What the task requires
Go through the listing and copy each line with the string "控制和协调".

Supplied material

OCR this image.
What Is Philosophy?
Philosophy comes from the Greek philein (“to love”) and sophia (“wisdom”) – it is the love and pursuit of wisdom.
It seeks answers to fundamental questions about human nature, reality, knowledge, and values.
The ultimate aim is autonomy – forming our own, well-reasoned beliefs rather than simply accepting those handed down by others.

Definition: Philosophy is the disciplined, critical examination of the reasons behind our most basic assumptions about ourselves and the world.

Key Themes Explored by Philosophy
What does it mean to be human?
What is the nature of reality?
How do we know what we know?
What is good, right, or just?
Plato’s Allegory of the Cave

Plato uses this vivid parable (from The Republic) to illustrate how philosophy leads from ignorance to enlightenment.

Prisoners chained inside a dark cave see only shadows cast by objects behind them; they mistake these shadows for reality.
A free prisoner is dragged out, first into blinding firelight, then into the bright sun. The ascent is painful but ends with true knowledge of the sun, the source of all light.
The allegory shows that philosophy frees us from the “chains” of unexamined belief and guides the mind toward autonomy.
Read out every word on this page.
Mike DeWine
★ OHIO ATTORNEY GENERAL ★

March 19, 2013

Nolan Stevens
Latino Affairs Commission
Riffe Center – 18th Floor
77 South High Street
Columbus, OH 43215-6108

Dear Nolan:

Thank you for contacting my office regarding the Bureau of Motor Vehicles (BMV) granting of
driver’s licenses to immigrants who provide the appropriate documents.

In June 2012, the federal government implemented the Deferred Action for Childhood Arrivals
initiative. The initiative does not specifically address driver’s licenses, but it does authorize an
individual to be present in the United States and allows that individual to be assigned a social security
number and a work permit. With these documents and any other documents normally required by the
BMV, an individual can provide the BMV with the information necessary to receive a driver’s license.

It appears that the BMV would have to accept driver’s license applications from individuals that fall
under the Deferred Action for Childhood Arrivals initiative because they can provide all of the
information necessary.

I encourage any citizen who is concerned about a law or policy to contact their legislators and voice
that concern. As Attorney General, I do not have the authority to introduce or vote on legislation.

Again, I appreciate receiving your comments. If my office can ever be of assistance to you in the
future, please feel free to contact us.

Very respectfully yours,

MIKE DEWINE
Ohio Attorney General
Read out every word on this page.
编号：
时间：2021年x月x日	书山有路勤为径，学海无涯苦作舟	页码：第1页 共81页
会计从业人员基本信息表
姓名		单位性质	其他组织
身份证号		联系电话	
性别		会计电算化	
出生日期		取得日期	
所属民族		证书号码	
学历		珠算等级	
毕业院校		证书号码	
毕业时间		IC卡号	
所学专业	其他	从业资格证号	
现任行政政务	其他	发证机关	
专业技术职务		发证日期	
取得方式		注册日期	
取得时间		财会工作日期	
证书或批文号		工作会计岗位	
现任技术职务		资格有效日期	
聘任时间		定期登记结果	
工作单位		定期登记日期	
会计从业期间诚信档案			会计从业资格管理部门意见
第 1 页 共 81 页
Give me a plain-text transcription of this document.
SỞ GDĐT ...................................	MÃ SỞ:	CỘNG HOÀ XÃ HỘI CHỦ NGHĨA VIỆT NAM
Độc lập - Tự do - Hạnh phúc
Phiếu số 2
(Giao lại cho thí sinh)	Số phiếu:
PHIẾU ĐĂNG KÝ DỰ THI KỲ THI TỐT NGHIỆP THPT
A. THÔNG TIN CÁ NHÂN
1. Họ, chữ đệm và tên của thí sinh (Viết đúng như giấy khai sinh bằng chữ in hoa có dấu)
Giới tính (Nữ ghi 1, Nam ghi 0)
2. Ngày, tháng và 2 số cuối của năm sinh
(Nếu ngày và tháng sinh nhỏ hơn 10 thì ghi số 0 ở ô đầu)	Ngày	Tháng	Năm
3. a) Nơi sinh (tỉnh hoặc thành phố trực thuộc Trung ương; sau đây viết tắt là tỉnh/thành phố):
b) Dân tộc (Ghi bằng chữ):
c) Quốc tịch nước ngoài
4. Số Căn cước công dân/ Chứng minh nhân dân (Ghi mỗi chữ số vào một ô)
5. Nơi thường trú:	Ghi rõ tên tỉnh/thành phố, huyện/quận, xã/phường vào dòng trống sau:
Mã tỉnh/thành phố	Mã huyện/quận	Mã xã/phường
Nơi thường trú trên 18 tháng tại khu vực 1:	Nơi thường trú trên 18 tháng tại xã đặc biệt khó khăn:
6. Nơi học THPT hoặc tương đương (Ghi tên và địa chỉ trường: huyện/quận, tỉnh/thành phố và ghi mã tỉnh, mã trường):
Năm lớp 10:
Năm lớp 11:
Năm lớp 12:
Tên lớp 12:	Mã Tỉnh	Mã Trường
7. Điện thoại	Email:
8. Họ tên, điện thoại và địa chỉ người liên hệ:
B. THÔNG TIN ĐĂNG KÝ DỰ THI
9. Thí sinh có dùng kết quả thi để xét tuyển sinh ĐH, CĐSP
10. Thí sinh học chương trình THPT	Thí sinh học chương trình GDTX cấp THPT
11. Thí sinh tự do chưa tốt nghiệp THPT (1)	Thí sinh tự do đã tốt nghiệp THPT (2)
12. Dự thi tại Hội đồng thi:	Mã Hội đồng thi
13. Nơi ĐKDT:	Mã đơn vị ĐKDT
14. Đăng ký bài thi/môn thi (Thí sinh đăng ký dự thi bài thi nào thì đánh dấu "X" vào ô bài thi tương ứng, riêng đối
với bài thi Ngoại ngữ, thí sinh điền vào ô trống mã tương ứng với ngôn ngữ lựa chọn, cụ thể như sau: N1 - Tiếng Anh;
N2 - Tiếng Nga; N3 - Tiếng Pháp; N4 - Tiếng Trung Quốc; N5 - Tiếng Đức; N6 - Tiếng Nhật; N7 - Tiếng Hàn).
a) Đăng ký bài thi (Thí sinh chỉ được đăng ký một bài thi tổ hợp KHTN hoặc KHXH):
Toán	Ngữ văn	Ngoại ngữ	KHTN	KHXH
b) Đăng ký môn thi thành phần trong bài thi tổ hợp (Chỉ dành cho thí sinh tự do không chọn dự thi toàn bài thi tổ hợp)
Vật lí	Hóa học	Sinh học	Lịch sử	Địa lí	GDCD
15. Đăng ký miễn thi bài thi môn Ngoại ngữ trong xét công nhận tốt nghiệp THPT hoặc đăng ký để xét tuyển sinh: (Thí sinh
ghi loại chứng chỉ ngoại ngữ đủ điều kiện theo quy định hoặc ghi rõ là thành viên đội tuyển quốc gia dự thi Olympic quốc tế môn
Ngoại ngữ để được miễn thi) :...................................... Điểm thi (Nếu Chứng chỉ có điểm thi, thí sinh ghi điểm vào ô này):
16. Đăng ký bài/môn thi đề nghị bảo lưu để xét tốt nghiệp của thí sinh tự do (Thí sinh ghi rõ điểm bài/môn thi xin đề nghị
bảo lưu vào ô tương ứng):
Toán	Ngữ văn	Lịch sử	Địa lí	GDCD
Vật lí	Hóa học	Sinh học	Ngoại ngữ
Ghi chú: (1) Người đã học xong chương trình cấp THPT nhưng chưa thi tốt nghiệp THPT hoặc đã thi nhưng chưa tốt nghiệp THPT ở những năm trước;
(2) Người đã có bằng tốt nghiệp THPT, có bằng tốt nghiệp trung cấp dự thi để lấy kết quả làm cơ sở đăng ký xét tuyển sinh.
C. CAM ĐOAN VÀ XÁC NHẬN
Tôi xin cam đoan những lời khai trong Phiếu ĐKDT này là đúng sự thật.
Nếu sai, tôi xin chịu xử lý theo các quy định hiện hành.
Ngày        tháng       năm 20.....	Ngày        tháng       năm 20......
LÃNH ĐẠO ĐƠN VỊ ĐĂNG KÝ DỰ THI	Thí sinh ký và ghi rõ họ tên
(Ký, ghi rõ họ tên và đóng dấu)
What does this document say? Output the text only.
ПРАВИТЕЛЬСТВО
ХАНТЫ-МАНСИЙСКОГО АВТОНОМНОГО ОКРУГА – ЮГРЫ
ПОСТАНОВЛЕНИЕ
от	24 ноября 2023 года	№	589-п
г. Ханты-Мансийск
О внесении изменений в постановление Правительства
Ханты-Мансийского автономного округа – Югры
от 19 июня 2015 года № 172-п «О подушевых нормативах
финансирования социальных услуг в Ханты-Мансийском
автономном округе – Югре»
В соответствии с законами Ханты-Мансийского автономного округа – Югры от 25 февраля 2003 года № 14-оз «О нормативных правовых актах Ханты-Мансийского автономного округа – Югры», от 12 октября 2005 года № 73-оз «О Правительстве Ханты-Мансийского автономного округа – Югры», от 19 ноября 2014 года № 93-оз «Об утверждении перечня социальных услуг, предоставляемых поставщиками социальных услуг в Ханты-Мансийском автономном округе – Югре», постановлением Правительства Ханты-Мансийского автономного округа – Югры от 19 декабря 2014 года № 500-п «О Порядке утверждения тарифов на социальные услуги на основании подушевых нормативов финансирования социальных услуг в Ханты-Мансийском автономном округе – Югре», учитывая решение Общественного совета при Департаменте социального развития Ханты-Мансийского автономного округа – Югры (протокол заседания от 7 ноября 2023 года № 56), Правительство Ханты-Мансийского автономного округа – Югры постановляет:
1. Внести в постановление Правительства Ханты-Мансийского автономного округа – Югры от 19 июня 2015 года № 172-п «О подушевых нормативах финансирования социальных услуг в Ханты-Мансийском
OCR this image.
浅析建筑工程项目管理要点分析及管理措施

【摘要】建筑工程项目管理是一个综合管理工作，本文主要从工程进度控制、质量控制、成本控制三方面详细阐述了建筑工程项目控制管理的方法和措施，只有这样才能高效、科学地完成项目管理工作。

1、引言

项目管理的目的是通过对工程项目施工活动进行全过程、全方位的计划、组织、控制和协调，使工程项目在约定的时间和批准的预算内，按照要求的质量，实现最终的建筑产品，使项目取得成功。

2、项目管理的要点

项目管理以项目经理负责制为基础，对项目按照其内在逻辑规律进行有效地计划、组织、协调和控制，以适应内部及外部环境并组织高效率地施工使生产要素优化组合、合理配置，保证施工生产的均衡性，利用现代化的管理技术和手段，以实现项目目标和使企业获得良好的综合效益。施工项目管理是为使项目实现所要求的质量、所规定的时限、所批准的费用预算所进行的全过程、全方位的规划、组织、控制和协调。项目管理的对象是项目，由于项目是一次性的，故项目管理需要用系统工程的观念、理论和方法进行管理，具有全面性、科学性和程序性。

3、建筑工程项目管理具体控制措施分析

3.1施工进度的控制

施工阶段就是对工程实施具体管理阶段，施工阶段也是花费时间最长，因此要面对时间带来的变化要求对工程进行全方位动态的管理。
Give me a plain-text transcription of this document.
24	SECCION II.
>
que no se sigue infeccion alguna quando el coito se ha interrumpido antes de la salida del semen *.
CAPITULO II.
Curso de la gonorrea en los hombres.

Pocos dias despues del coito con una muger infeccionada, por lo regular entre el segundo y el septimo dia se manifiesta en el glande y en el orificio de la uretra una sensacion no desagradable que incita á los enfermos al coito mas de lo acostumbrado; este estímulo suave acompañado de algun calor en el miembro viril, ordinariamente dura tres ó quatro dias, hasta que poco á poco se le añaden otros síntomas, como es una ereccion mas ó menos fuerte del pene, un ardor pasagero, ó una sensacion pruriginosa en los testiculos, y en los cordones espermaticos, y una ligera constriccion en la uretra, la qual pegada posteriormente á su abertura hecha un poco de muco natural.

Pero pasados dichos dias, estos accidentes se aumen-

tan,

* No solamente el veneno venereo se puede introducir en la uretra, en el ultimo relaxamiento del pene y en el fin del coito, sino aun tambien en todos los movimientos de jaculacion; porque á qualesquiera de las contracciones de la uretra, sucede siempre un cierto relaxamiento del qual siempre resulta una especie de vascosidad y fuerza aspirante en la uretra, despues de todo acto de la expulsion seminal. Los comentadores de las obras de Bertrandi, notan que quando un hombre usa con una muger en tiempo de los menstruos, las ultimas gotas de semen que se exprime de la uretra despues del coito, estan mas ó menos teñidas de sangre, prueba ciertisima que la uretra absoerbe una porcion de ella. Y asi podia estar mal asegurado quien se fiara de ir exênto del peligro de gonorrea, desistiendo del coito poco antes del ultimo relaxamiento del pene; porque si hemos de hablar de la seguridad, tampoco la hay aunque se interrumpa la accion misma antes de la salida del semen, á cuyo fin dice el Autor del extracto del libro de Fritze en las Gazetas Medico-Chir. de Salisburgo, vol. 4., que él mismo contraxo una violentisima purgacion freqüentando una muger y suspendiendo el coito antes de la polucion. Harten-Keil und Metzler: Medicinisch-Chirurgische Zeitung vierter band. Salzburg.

Output below
项目管理的目的是通过对工程项目施工活动进行全过程、全方位的计划、组织、控制和协调，使工程项目在约定的时间和批准的预算内，按照要求的质量，实现最终的建筑产品，使项目取得成功。
项目管理以项目经理负责制为基础，对项目按照其内在逻辑规律进行有效地计划、组织、协调和控制，以适应内部及外部环境并组织高效率地施工使生产要素优化组合、合理配置，保证施工生产的均衡性，利用现代化的管理技术和手段，以实现项目目标和使企业获得良好的综合效益。施工项目管理是为使项目实现所要求的质量、所规定的时限、所批准的费用预算所进行的全过程、全方位的规划、组织、控制和协调。项目管理的对象是项目，由于项目是一次性的，故项目管理需要用系统工程的观念、理论和方法进行管理，具有全面性、科学性和程序性。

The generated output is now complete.